AIM –
Copy all the data exactly, except the pictures.

··· EXERCISE MATERIALS ···

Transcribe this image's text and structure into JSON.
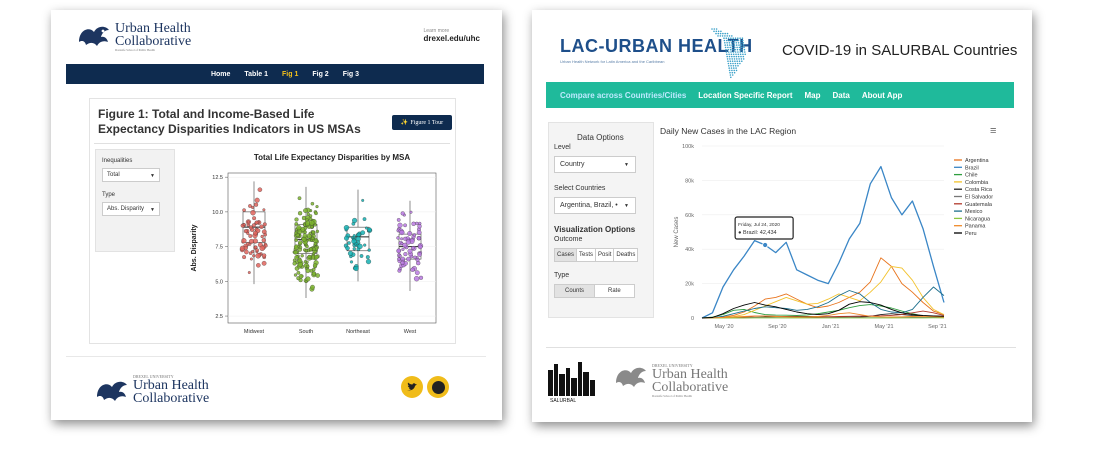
{
  "left": {
    "logo": {
      "line1": "Urban Health",
      "line2": "Collaborative",
      "tagline": "Dornsife School of Public Health"
    },
    "learn_more": "Learn more",
    "link": "drexel.edu/uhc",
    "nav": [
      "Home",
      "Table 1",
      "Fig 1",
      "Fig 2",
      "Fig 3"
    ],
    "nav_active": "Fig 1",
    "figure_title": "Figure 1: Total and Income-Based Life Expectancy Disparities Indicators in US MSAs",
    "tour_button": "Figure 1 Tour",
    "controls": {
      "inequalities_label": "Inequalities",
      "inequalities_value": "Total",
      "type_label": "Type",
      "type_value": "Abs. Disparity"
    },
    "footer_logo": {
      "small": "DREXEL UNIVERSITY",
      "line1": "Urban Health",
      "line2": "Collaborative"
    },
    "social": [
      "twitter-icon",
      "github-icon"
    ],
    "accent": "#0e2b4f",
    "highlight": "#f5c21b"
  },
  "right": {
    "logo_text": "LAC-URBAN HEALTH",
    "logo_sub": "Urban Health Network for Latin America and the Caribbean",
    "heading": "COVID-19 in SALURBAL Countries",
    "nav": [
      "Compare across Countries/Cities",
      "Location Specific Report",
      "Map",
      "Data",
      "About App"
    ],
    "nav_active": "Compare across Countries/Cities",
    "nav_color": "#1fba9b",
    "controls": {
      "data_options": "Data Options",
      "level_label": "Level",
      "level_value": "Country",
      "select_label": "Select Countries",
      "select_value": "Argentina, Brazil, •",
      "viz_options": "Visualization Options",
      "outcome_label": "Outcome",
      "outcome_buttons": [
        "Cases",
        "Tests",
        "Posit",
        "Deaths"
      ],
      "outcome_active": "Cases",
      "type_label": "Type",
      "type_buttons": [
        "Counts",
        "Rate"
      ],
      "type_active": "Counts"
    },
    "footer": {
      "salurbal": "SALURBAL",
      "small": "DREXEL UNIVERSITY",
      "line1": "Urban Health",
      "line2": "Collaborative",
      "tagline": "Dornsife School of Public Health"
    }
  },
  "chart_data": [
    {
      "type": "scatter",
      "title": "Total Life Expectancy Disparities by MSA",
      "xlabel": "",
      "ylabel": "Abs. Disparity",
      "categories": [
        "Midwest",
        "South",
        "Northeast",
        "West"
      ],
      "yticks": [
        "2.5",
        "5.0",
        "7.5",
        "10.0",
        "12.5"
      ],
      "ylim": [
        2,
        12.8
      ],
      "boxes": [
        {
          "category": "Midwest",
          "min": 4.8,
          "q1": 7.8,
          "median": 8.9,
          "q3": 10.0,
          "max": 12.2,
          "color": "#e0645d"
        },
        {
          "category": "South",
          "min": 3.8,
          "q1": 7.0,
          "median": 8.0,
          "q3": 9.1,
          "max": 11.8,
          "color": "#7bb32e"
        },
        {
          "category": "Northeast",
          "min": 5.0,
          "q1": 7.2,
          "median": 8.2,
          "q3": 8.9,
          "max": 11.6,
          "color": "#14b0b3"
        },
        {
          "category": "West",
          "min": 4.3,
          "q1": 6.6,
          "median": 7.5,
          "q3": 8.4,
          "max": 10.8,
          "color": "#b979e0"
        }
      ],
      "point_counts": [
        70,
        150,
        45,
        70
      ]
    },
    {
      "type": "line",
      "title": "Daily New Cases in the LAC Region",
      "xlabel": "",
      "ylabel": "New Cases",
      "xticks": [
        "May '20",
        "Sep '20",
        "Jan '21",
        "May '21",
        "Sep '21"
      ],
      "yticks": [
        "0",
        "20k",
        "40k",
        "60k",
        "80k",
        "100k"
      ],
      "ylim": [
        0,
        100000
      ],
      "tooltip": {
        "date": "Friday, Jul 24, 2020",
        "series": "Brazil",
        "value": "42,434"
      },
      "series": [
        {
          "name": "Argentina",
          "color": "#e8731c",
          "values": [
            0,
            200,
            600,
            1500,
            3500,
            7000,
            11000,
            12000,
            14000,
            11000,
            8000,
            6000,
            7000,
            9000,
            12000,
            15000,
            21000,
            35000,
            30000,
            20000,
            15000,
            9000,
            4000,
            2000
          ]
        },
        {
          "name": "Brazil",
          "color": "#3a86c6",
          "values": [
            0,
            3000,
            18000,
            28000,
            36000,
            45000,
            42434,
            38000,
            44000,
            28000,
            25000,
            22000,
            20000,
            32000,
            46000,
            55000,
            78000,
            88000,
            70000,
            60000,
            68000,
            52000,
            30000,
            9000
          ]
        },
        {
          "name": "Chile",
          "color": "#2f9e3f",
          "values": [
            0,
            500,
            2000,
            4500,
            5000,
            3200,
            2000,
            1700,
            1600,
            1500,
            1800,
            2500,
            3500,
            4500,
            6000,
            7200,
            7800,
            7000,
            5800,
            4000,
            2500,
            1200,
            700,
            500
          ]
        },
        {
          "name": "Colombia",
          "color": "#f2c22c",
          "values": [
            0,
            100,
            300,
            800,
            2000,
            4500,
            7000,
            9500,
            12000,
            10000,
            8000,
            8500,
            11000,
            14000,
            12000,
            10000,
            15000,
            21000,
            30000,
            29000,
            22000,
            12000,
            5000,
            2000
          ]
        },
        {
          "name": "Costa Rica",
          "color": "#222222",
          "values": [
            0,
            0,
            0,
            50,
            100,
            300,
            600,
            800,
            900,
            1000,
            900,
            800,
            700,
            600,
            500,
            500,
            1000,
            2000,
            2500,
            2000,
            1500,
            1300,
            1200,
            1000
          ]
        },
        {
          "name": "El Salvador",
          "color": "#777777",
          "values": [
            0,
            0,
            10,
            50,
            200,
            300,
            300,
            250,
            200,
            200,
            200,
            200,
            200,
            250,
            300,
            250,
            200,
            200,
            200,
            250,
            300,
            350,
            400,
            300
          ]
        },
        {
          "name": "Guatemala",
          "color": "#b33a2c",
          "values": [
            0,
            0,
            50,
            200,
            500,
            1000,
            1200,
            1000,
            800,
            700,
            600,
            600,
            700,
            900,
            1000,
            1100,
            1200,
            1300,
            1500,
            2000,
            3000,
            4000,
            3000,
            1500
          ]
        },
        {
          "name": "Mexico",
          "color": "#1d6f8c",
          "values": [
            0,
            200,
            1000,
            2500,
            4000,
            5500,
            6500,
            6000,
            5500,
            4500,
            5000,
            6500,
            9000,
            13000,
            16000,
            14000,
            9000,
            5000,
            3500,
            3000,
            5000,
            12000,
            18000,
            13000
          ]
        },
        {
          "name": "Nicaragua",
          "color": "#8cc63f",
          "values": [
            0,
            0,
            0,
            20,
            50,
            80,
            60,
            50,
            40,
            30,
            30,
            30,
            30,
            30,
            30,
            30,
            30,
            30,
            40,
            50,
            60,
            80,
            100,
            80
          ]
        },
        {
          "name": "Panama",
          "color": "#f08a2a",
          "values": [
            0,
            100,
            300,
            600,
            900,
            1200,
            1100,
            900,
            700,
            600,
            700,
            900,
            1500,
            2500,
            3000,
            2000,
            1000,
            700,
            600,
            700,
            900,
            1000,
            900,
            600
          ]
        },
        {
          "name": "Peru",
          "color": "#000000",
          "values": [
            0,
            300,
            2500,
            5500,
            7500,
            9000,
            7500,
            6500,
            5000,
            3500,
            2500,
            2000,
            2500,
            4500,
            8000,
            9500,
            9000,
            7500,
            5000,
            3000,
            2000,
            1500,
            1200,
            1000
          ]
        }
      ]
    }
  ]
}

···

COMPLETE RESPONSE –
Transcribe this image's text and structure into JSON.
{
  "left": {
    "logo": {
      "line1": "Urban Health",
      "line2": "Collaborative",
      "tagline": "Dornsife School of Public Health"
    },
    "learn_more": "Learn more",
    "link": "drexel.edu/uhc",
    "nav": [
      "Home",
      "Table 1",
      "Fig 1",
      "Fig 2",
      "Fig 3"
    ],
    "nav_active": "Fig 1",
    "figure_title": "Figure 1: Total and Income-Based Life Expectancy Disparities Indicators in US MSAs",
    "tour_button": "Figure 1 Tour",
    "controls": {
      "inequalities_label": "Inequalities",
      "inequalities_value": "Total",
      "type_label": "Type",
      "type_value": "Abs. Disparity"
    },
    "footer_logo": {
      "small": "DREXEL UNIVERSITY",
      "line1": "Urban Health",
      "line2": "Collaborative"
    },
    "social": [
      "twitter-icon",
      "github-icon"
    ],
    "accent": "#0e2b4f",
    "highlight": "#f5c21b"
  },
  "right": {
    "logo_text": "LAC-URBAN HEALTH",
    "logo_sub": "Urban Health Network for Latin America and the Caribbean",
    "heading": "COVID-19 in SALURBAL Countries",
    "nav": [
      "Compare across Countries/Cities",
      "Location Specific Report",
      "Map",
      "Data",
      "About App"
    ],
    "nav_active": "Compare across Countries/Cities",
    "nav_color": "#1fba9b",
    "controls": {
      "data_options": "Data Options",
      "level_label": "Level",
      "level_value": "Country",
      "select_label": "Select Countries",
      "select_value": "Argentina, Brazil, •",
      "viz_options": "Visualization Options",
      "outcome_label": "Outcome",
      "outcome_buttons": [
        "Cases",
        "Tests",
        "Posit",
        "Deaths"
      ],
      "outcome_active": "Cases",
      "type_label": "Type",
      "type_buttons": [
        "Counts",
        "Rate"
      ],
      "type_active": "Counts"
    },
    "footer": {
      "salurbal": "SALURBAL",
      "small": "DREXEL UNIVERSITY",
      "line1": "Urban Health",
      "line2": "Collaborative",
      "tagline": "Dornsife School of Public Health"
    }
  },
  "chart_data": [
    {
      "type": "scatter",
      "title": "Total Life Expectancy Disparities by MSA",
      "xlabel": "",
      "ylabel": "Abs. Disparity",
      "categories": [
        "Midwest",
        "South",
        "Northeast",
        "West"
      ],
      "yticks": [
        "2.5",
        "5.0",
        "7.5",
        "10.0",
        "12.5"
      ],
      "ylim": [
        2,
        12.8
      ],
      "boxes": [
        {
          "category": "Midwest",
          "min": 4.8,
          "q1": 7.8,
          "median": 8.9,
          "q3": 10.0,
          "max": 12.2,
          "color": "#e0645d"
        },
        {
          "category": "South",
          "min": 3.8,
          "q1": 7.0,
          "median": 8.0,
          "q3": 9.1,
          "max": 11.8,
          "color": "#7bb32e"
        },
        {
          "category": "Northeast",
          "min": 5.0,
          "q1": 7.2,
          "median": 8.2,
          "q3": 8.9,
          "max": 11.6,
          "color": "#14b0b3"
        },
        {
          "category": "West",
          "min": 4.3,
          "q1": 6.6,
          "median": 7.5,
          "q3": 8.4,
          "max": 10.8,
          "color": "#b979e0"
        }
      ],
      "point_counts": [
        70,
        150,
        45,
        70
      ]
    },
    {
      "type": "line",
      "title": "Daily New Cases in the LAC Region",
      "xlabel": "",
      "ylabel": "New Cases",
      "xticks": [
        "May '20",
        "Sep '20",
        "Jan '21",
        "May '21",
        "Sep '21"
      ],
      "yticks": [
        "0",
        "20k",
        "40k",
        "60k",
        "80k",
        "100k"
      ],
      "ylim": [
        0,
        100000
      ],
      "tooltip": {
        "date": "Friday, Jul 24, 2020",
        "series": "Brazil",
        "value": "42,434"
      },
      "series": [
        {
          "name": "Argentina",
          "color": "#e8731c",
          "values": [
            0,
            200,
            600,
            1500,
            3500,
            7000,
            11000,
            12000,
            14000,
            11000,
            8000,
            6000,
            7000,
            9000,
            12000,
            15000,
            21000,
            35000,
            30000,
            20000,
            15000,
            9000,
            4000,
            2000
          ]
        },
        {
          "name": "Brazil",
          "color": "#3a86c6",
          "values": [
            0,
            3000,
            18000,
            28000,
            36000,
            45000,
            42434,
            38000,
            44000,
            28000,
            25000,
            22000,
            20000,
            32000,
            46000,
            55000,
            78000,
            88000,
            70000,
            60000,
            68000,
            52000,
            30000,
            9000
          ]
        },
        {
          "name": "Chile",
          "color": "#2f9e3f",
          "values": [
            0,
            500,
            2000,
            4500,
            5000,
            3200,
            2000,
            1700,
            1600,
            1500,
            1800,
            2500,
            3500,
            4500,
            6000,
            7200,
            7800,
            7000,
            5800,
            4000,
            2500,
            1200,
            700,
            500
          ]
        },
        {
          "name": "Colombia",
          "color": "#f2c22c",
          "values": [
            0,
            100,
            300,
            800,
            2000,
            4500,
            7000,
            9500,
            12000,
            10000,
            8000,
            8500,
            11000,
            14000,
            12000,
            10000,
            15000,
            21000,
            30000,
            29000,
            22000,
            12000,
            5000,
            2000
          ]
        },
        {
          "name": "Costa Rica",
          "color": "#222222",
          "values": [
            0,
            0,
            0,
            50,
            100,
            300,
            600,
            800,
            900,
            1000,
            900,
            800,
            700,
            600,
            500,
            500,
            1000,
            2000,
            2500,
            2000,
            1500,
            1300,
            1200,
            1000
          ]
        },
        {
          "name": "El Salvador",
          "color": "#777777",
          "values": [
            0,
            0,
            10,
            50,
            200,
            300,
            300,
            250,
            200,
            200,
            200,
            200,
            200,
            250,
            300,
            250,
            200,
            200,
            200,
            250,
            300,
            350,
            400,
            300
          ]
        },
        {
          "name": "Guatemala",
          "color": "#b33a2c",
          "values": [
            0,
            0,
            50,
            200,
            500,
            1000,
            1200,
            1000,
            800,
            700,
            600,
            600,
            700,
            900,
            1000,
            1100,
            1200,
            1300,
            1500,
            2000,
            3000,
            4000,
            3000,
            1500
          ]
        },
        {
          "name": "Mexico",
          "color": "#1d6f8c",
          "values": [
            0,
            200,
            1000,
            2500,
            4000,
            5500,
            6500,
            6000,
            5500,
            4500,
            5000,
            6500,
            9000,
            13000,
            16000,
            14000,
            9000,
            5000,
            3500,
            3000,
            5000,
            12000,
            18000,
            13000
          ]
        },
        {
          "name": "Nicaragua",
          "color": "#8cc63f",
          "values": [
            0,
            0,
            0,
            20,
            50,
            80,
            60,
            50,
            40,
            30,
            30,
            30,
            30,
            30,
            30,
            30,
            30,
            30,
            40,
            50,
            60,
            80,
            100,
            80
          ]
        },
        {
          "name": "Panama",
          "color": "#f08a2a",
          "values": [
            0,
            100,
            300,
            600,
            900,
            1200,
            1100,
            900,
            700,
            600,
            700,
            900,
            1500,
            2500,
            3000,
            2000,
            1000,
            700,
            600,
            700,
            900,
            1000,
            900,
            600
          ]
        },
        {
          "name": "Peru",
          "color": "#000000",
          "values": [
            0,
            300,
            2500,
            5500,
            7500,
            9000,
            7500,
            6500,
            5000,
            3500,
            2500,
            2000,
            2500,
            4500,
            8000,
            9500,
            9000,
            7500,
            5000,
            3000,
            2000,
            1500,
            1200,
            1000
          ]
        }
      ]
    }
  ]
}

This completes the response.